→ **Goal of the exercise**
Reproduce each line from the records that holds "type".

→ **Data lines**
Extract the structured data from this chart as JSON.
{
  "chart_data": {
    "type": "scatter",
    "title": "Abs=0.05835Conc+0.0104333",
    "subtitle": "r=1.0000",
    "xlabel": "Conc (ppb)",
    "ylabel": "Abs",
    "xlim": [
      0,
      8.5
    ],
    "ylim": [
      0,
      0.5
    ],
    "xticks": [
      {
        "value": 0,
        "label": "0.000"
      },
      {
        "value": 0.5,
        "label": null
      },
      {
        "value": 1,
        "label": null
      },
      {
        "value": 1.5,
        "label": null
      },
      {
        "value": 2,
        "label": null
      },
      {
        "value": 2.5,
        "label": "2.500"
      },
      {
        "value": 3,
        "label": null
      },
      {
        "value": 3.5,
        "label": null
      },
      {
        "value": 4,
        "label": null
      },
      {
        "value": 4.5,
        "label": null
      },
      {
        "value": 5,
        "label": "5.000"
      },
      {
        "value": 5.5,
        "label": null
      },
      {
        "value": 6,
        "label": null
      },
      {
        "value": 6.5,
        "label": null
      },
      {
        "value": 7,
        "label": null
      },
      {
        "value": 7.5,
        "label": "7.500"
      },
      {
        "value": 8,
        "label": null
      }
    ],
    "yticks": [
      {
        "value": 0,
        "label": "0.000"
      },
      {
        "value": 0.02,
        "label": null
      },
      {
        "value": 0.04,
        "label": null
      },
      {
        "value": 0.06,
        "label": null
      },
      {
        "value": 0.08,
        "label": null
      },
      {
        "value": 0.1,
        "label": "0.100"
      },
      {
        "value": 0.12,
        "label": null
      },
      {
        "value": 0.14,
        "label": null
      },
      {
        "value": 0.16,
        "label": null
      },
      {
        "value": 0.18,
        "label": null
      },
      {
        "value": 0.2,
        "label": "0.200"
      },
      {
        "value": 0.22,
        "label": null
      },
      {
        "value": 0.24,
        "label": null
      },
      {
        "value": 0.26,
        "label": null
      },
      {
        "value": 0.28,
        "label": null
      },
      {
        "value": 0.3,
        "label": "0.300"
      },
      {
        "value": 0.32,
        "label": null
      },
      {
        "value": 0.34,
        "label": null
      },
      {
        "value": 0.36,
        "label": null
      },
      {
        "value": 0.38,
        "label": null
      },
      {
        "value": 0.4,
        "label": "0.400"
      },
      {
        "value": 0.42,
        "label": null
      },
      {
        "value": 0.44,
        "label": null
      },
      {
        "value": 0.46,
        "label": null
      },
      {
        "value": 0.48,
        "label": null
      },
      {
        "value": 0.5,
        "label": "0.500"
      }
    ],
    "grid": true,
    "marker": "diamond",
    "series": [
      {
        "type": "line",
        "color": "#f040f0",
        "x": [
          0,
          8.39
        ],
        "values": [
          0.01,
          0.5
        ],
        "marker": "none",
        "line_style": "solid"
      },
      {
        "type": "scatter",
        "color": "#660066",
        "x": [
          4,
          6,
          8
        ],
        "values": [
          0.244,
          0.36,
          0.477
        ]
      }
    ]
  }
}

→ **Written answer**
    "type": "scatter",
        "type": "line",
        "type": "scatter",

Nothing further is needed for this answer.